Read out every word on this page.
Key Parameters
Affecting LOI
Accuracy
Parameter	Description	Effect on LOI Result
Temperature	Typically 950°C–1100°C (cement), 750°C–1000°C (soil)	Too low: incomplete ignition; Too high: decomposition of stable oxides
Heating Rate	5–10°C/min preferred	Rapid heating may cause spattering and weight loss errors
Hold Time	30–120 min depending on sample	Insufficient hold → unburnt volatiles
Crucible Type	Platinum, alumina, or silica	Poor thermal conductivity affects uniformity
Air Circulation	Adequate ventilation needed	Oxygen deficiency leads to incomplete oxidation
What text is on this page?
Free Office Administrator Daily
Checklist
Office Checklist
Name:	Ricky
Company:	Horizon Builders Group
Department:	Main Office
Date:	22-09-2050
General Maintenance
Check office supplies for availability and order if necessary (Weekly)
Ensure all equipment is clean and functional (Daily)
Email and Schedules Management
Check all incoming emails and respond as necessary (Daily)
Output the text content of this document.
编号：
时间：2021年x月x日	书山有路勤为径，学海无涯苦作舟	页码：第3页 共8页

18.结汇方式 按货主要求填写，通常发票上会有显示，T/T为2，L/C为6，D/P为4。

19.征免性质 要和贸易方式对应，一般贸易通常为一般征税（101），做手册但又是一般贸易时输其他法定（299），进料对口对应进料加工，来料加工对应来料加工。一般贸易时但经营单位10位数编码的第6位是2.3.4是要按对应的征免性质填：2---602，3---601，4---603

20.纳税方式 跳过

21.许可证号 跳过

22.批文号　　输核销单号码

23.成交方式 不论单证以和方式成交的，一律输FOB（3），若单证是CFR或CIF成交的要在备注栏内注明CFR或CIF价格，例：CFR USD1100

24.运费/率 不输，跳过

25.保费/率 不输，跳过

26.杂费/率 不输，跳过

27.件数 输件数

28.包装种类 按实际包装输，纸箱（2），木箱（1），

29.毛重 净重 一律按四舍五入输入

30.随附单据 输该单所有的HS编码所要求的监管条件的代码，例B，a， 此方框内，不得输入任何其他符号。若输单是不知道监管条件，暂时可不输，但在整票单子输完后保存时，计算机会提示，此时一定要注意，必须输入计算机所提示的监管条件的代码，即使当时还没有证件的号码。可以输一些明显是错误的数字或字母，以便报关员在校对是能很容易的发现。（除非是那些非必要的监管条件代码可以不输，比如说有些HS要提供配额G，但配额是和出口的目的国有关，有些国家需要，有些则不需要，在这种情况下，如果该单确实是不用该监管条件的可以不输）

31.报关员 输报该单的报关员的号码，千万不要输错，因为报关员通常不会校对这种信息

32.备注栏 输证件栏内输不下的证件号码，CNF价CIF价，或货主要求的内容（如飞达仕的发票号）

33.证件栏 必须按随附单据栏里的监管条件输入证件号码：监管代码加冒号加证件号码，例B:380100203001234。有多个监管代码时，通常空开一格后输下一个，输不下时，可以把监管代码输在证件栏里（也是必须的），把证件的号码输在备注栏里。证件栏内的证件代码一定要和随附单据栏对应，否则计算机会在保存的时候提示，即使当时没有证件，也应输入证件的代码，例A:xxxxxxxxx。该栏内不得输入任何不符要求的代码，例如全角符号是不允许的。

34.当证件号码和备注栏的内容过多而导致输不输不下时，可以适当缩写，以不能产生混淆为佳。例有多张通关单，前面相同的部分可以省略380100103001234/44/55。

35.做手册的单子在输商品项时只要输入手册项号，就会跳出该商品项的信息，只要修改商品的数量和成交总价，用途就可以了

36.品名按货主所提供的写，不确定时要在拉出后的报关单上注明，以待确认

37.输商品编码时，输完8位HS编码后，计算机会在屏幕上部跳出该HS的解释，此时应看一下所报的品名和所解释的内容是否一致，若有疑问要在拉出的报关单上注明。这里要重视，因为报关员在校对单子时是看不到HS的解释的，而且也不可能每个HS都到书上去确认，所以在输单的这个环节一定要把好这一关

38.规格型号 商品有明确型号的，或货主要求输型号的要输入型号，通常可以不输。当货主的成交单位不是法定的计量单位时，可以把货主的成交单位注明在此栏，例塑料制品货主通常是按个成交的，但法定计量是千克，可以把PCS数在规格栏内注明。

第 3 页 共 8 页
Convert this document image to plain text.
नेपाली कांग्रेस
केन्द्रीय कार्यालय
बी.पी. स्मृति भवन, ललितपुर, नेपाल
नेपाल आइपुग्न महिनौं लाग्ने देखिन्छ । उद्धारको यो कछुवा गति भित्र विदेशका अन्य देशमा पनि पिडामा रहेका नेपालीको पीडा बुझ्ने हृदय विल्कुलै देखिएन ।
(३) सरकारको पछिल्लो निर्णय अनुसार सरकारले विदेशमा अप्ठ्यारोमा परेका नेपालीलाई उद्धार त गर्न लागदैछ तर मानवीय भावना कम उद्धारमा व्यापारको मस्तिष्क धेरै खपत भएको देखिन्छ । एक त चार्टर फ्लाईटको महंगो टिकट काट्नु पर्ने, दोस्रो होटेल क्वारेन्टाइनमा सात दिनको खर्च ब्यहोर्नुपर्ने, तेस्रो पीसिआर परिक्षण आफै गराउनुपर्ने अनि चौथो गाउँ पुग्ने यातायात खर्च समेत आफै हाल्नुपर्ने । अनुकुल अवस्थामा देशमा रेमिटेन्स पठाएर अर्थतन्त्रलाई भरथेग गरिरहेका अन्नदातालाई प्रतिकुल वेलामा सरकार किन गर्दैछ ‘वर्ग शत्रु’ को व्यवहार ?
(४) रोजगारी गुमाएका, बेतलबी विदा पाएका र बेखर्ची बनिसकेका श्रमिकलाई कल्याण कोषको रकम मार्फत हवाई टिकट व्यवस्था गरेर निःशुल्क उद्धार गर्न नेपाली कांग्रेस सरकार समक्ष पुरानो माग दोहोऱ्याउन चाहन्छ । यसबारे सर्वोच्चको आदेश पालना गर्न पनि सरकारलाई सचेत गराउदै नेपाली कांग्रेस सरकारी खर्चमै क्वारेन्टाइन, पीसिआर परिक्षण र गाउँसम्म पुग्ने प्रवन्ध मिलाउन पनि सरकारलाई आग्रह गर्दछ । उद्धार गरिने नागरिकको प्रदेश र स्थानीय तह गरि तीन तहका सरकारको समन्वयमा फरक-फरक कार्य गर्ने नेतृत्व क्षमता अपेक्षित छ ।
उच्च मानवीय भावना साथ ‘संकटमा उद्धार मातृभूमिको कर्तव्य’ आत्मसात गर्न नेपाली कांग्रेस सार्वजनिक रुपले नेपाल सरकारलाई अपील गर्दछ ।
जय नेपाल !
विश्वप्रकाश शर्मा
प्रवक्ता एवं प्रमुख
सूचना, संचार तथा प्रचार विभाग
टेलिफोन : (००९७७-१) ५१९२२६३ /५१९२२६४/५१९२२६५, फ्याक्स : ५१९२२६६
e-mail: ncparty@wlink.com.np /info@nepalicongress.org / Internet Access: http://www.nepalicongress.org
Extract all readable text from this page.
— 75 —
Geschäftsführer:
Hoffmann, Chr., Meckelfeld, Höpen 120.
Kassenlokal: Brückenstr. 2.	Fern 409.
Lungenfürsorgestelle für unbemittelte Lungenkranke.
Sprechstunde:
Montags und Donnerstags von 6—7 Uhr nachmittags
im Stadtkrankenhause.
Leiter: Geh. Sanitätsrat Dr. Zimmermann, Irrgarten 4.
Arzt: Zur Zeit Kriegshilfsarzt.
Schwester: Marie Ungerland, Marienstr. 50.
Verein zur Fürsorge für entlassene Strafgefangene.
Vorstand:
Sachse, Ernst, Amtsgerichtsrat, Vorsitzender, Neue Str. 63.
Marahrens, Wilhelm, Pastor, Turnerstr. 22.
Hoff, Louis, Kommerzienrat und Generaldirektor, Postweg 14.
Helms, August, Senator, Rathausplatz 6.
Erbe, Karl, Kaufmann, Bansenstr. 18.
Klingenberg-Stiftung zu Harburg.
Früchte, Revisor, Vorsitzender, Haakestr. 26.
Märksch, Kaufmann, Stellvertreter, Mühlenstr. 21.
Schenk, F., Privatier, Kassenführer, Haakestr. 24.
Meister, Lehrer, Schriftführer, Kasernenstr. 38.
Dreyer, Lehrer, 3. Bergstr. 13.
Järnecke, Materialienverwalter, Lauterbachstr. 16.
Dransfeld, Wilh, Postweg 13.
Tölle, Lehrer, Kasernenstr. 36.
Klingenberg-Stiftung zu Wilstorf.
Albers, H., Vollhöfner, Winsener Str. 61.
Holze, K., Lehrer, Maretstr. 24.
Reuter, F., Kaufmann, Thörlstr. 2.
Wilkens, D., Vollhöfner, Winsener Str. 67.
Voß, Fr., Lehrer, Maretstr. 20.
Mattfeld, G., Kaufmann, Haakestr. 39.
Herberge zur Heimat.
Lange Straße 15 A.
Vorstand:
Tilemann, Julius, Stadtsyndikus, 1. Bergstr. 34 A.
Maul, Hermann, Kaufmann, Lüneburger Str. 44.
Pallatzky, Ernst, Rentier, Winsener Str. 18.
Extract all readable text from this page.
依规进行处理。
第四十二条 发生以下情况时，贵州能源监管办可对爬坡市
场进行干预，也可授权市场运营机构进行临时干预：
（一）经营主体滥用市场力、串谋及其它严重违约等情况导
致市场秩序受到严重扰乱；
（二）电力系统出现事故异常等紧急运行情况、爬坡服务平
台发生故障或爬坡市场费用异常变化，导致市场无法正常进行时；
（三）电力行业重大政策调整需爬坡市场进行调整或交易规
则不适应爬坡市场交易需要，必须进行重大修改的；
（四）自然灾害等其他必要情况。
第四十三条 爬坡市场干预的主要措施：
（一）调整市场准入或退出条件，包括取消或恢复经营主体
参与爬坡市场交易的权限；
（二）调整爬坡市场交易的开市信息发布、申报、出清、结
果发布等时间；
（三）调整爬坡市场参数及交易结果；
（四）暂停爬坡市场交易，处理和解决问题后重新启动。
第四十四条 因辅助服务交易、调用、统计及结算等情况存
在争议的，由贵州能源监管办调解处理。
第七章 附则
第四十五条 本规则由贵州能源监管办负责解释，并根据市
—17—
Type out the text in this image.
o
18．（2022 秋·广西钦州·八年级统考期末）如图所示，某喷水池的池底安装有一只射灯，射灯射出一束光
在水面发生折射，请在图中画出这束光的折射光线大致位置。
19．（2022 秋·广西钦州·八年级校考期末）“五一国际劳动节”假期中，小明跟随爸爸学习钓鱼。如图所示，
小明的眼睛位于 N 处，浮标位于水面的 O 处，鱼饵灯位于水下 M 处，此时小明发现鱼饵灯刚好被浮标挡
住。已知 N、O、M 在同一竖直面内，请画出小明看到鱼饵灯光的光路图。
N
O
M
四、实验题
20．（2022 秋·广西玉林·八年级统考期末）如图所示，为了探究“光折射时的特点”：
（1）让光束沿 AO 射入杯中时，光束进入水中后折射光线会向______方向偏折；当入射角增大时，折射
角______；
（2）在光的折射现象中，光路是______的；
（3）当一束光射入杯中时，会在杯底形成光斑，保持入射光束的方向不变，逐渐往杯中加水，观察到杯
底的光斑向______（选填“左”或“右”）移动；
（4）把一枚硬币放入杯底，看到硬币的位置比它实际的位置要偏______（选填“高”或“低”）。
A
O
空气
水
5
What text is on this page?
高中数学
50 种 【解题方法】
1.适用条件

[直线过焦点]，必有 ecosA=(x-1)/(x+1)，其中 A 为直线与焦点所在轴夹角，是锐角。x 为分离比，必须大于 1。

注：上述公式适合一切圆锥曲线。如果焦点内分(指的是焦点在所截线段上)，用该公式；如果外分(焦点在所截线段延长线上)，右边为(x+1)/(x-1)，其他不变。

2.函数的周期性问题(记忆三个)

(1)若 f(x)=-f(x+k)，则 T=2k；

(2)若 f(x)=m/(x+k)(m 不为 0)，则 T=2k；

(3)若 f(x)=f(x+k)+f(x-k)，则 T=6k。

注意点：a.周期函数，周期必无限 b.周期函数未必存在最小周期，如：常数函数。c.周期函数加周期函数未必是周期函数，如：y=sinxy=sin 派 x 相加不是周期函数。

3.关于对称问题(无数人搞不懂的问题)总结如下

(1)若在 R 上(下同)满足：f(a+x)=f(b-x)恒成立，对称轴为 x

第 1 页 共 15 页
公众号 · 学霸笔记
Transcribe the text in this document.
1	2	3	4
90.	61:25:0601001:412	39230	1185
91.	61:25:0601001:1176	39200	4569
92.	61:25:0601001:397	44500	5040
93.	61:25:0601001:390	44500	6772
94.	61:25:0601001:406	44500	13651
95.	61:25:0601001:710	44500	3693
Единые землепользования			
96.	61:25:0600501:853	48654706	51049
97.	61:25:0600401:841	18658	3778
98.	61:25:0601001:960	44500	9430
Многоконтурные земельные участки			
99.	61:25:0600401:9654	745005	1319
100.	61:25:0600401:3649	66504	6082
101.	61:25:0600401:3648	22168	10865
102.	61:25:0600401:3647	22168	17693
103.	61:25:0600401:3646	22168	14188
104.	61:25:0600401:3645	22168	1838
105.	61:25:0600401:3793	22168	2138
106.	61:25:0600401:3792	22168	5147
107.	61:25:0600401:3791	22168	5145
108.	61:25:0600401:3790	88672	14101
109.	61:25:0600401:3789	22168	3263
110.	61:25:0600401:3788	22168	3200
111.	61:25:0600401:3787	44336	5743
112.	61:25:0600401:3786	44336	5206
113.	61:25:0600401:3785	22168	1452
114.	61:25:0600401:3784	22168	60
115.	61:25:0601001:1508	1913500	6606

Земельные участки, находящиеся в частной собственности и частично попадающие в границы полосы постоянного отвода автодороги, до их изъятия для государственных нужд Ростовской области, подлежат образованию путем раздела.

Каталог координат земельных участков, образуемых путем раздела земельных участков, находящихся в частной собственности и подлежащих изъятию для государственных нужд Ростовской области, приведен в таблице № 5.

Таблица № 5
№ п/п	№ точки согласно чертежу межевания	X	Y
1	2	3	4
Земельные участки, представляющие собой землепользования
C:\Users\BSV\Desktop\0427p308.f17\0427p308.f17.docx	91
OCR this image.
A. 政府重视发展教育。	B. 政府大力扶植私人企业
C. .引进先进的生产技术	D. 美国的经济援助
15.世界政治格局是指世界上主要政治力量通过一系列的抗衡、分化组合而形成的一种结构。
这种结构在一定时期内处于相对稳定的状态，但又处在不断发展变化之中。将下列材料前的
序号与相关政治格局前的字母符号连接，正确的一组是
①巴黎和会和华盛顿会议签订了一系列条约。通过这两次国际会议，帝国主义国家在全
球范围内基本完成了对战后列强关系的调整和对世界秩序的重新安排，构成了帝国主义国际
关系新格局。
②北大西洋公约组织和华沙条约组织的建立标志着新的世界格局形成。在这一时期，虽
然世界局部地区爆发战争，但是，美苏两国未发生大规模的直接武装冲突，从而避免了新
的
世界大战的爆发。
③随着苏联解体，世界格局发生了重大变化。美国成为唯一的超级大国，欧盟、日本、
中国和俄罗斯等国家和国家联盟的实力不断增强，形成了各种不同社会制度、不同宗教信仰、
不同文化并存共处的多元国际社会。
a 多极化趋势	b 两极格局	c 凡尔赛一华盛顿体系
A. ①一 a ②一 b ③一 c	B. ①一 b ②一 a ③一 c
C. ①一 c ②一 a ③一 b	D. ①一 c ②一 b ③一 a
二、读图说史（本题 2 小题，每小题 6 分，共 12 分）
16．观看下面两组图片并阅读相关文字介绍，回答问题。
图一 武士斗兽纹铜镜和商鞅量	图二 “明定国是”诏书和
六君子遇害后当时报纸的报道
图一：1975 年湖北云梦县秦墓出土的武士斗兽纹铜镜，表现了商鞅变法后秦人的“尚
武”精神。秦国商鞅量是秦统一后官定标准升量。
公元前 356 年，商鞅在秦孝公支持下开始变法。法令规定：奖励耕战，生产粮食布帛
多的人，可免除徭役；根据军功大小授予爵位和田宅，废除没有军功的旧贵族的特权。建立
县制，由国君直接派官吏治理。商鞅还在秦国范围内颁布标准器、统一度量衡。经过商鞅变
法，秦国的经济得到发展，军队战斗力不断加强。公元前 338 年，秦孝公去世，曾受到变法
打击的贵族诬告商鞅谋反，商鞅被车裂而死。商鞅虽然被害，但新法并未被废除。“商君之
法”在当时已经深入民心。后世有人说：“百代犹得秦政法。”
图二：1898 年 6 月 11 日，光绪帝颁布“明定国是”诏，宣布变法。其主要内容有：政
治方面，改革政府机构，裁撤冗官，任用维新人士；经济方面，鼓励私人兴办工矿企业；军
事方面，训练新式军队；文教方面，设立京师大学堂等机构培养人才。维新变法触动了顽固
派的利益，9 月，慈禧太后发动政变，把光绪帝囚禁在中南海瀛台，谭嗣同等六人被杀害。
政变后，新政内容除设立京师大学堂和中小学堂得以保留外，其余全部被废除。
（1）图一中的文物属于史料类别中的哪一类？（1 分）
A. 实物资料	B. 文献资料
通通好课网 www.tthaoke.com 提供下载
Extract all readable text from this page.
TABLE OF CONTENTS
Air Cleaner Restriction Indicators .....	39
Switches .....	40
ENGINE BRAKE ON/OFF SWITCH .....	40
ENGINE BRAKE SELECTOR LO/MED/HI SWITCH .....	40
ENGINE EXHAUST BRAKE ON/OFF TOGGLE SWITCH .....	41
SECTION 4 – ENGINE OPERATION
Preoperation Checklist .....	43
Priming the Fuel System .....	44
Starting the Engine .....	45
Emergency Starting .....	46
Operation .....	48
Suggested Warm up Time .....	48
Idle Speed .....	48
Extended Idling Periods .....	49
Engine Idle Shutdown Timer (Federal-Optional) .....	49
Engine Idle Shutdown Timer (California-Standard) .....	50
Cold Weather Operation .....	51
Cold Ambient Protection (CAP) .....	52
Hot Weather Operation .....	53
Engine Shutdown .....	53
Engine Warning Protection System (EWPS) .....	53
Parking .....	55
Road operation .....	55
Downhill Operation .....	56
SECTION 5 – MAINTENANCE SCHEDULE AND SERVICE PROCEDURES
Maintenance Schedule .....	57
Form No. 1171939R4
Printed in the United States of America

**Directions for this task:** Determine the number of lines in the entries above where the string "Haakestr" appears. Answer with the number alone.

**Full solution:** 3